The task ▸ Strip the pictures and reproduce the rest of the listing exactly.

[Part of a data file]
============================================================

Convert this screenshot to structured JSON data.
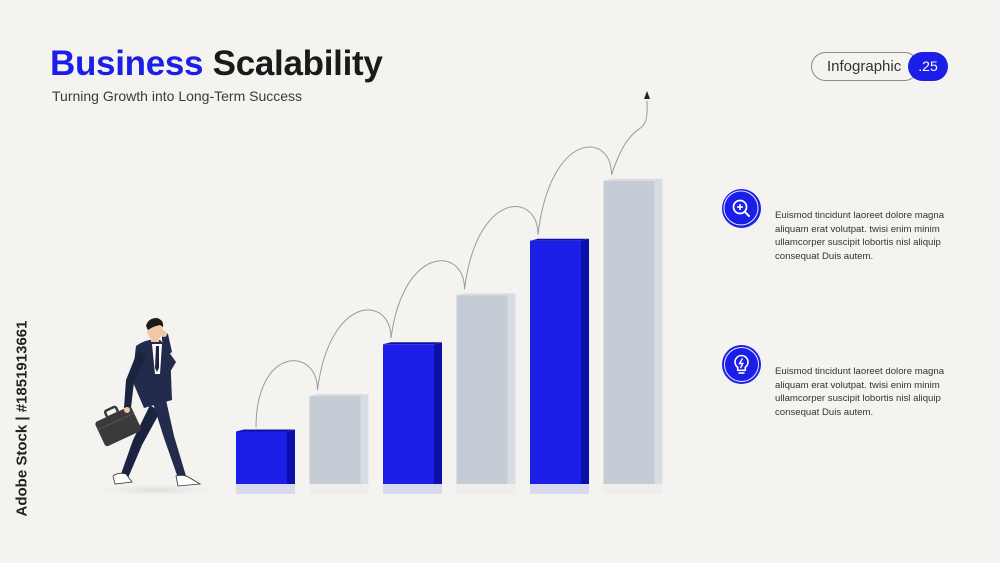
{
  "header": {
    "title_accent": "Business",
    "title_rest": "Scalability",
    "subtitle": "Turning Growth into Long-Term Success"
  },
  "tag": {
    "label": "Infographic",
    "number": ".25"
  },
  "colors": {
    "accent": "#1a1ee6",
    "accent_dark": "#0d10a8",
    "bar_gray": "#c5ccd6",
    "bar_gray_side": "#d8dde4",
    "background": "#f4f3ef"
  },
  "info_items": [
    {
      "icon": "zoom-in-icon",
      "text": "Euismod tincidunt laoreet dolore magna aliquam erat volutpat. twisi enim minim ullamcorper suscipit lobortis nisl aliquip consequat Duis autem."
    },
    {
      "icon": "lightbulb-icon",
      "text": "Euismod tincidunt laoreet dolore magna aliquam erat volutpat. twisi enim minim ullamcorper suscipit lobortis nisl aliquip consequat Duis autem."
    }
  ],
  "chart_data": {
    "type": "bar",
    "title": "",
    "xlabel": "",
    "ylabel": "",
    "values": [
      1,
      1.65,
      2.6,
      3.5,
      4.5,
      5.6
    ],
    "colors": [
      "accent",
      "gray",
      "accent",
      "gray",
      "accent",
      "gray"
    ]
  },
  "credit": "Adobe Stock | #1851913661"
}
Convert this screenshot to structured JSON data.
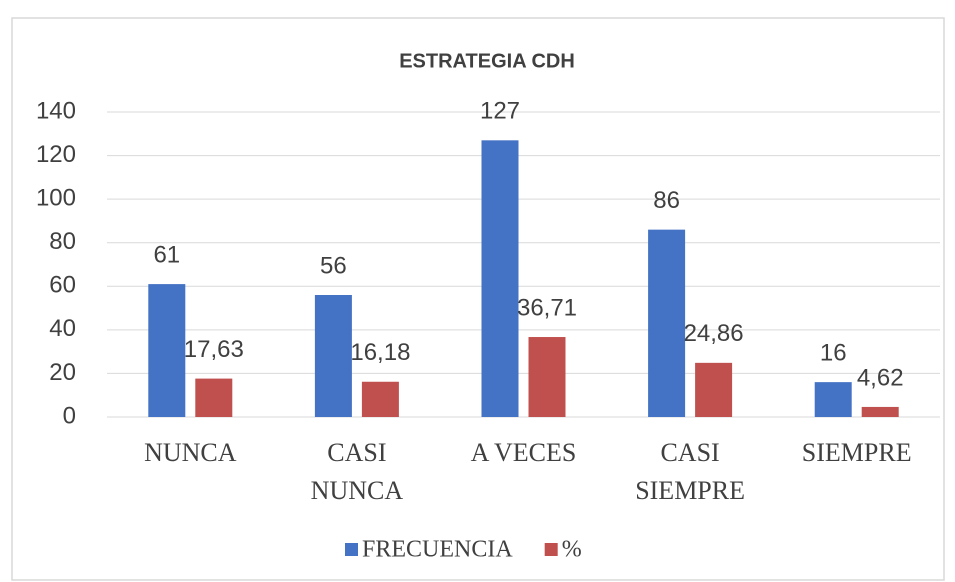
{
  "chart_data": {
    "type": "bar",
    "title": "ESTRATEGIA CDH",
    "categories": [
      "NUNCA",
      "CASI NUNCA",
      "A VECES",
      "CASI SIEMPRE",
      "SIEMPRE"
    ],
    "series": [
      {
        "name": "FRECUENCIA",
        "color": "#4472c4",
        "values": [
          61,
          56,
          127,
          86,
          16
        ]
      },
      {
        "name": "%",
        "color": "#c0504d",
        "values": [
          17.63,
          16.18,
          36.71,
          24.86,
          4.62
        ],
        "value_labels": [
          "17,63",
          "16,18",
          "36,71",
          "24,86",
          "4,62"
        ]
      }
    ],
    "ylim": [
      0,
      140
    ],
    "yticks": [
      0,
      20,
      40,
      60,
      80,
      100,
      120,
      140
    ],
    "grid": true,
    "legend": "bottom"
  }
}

============================================================

Complete output ▸
Convert this screenshot to structured JSON data.
{
  "header": {
    "title_accent": "Business",
    "title_rest": "Scalability",
    "subtitle": "Turning Growth into Long-Term Success"
  },
  "tag": {
    "label": "Infographic",
    "number": ".25"
  },
  "colors": {
    "accent": "#1a1ee6",
    "accent_dark": "#0d10a8",
    "bar_gray": "#c5ccd6",
    "bar_gray_side": "#d8dde4",
    "background": "#f4f3ef"
  },
  "info_items": [
    {
      "icon": "zoom-in-icon",
      "text": "Euismod tincidunt laoreet dolore magna aliquam erat volutpat. twisi enim minim ullamcorper suscipit lobortis nisl aliquip consequat Duis autem."
    },
    {
      "icon": "lightbulb-icon",
      "text": "Euismod tincidunt laoreet dolore magna aliquam erat volutpat. twisi enim minim ullamcorper suscipit lobortis nisl aliquip consequat Duis autem."
    }
  ],
  "chart_data": {
    "type": "bar",
    "title": "",
    "xlabel": "",
    "ylabel": "",
    "values": [
      1,
      1.65,
      2.6,
      3.5,
      4.5,
      5.6
    ],
    "colors": [
      "accent",
      "gray",
      "accent",
      "gray",
      "accent",
      "gray"
    ]
  },
  "credit": "Adobe Stock | #1851913661"
}
Convert this screenshot to structured JSON data.
{
  "chart_data": {
    "type": "bar",
    "title": "ESTRATEGIA CDH",
    "categories": [
      "NUNCA",
      "CASI NUNCA",
      "A VECES",
      "CASI SIEMPRE",
      "SIEMPRE"
    ],
    "series": [
      {
        "name": "FRECUENCIA",
        "color": "#4472c4",
        "values": [
          61,
          56,
          127,
          86,
          16
        ]
      },
      {
        "name": "%",
        "color": "#c0504d",
        "values": [
          17.63,
          16.18,
          36.71,
          24.86,
          4.62
        ],
        "value_labels": [
          "17,63",
          "16,18",
          "36,71",
          "24,86",
          "4,62"
        ]
      }
    ],
    "ylim": [
      0,
      140
    ],
    "yticks": [
      0,
      20,
      40,
      60,
      80,
      100,
      120,
      140
    ],
    "grid": true,
    "legend": "bottom"
  }
}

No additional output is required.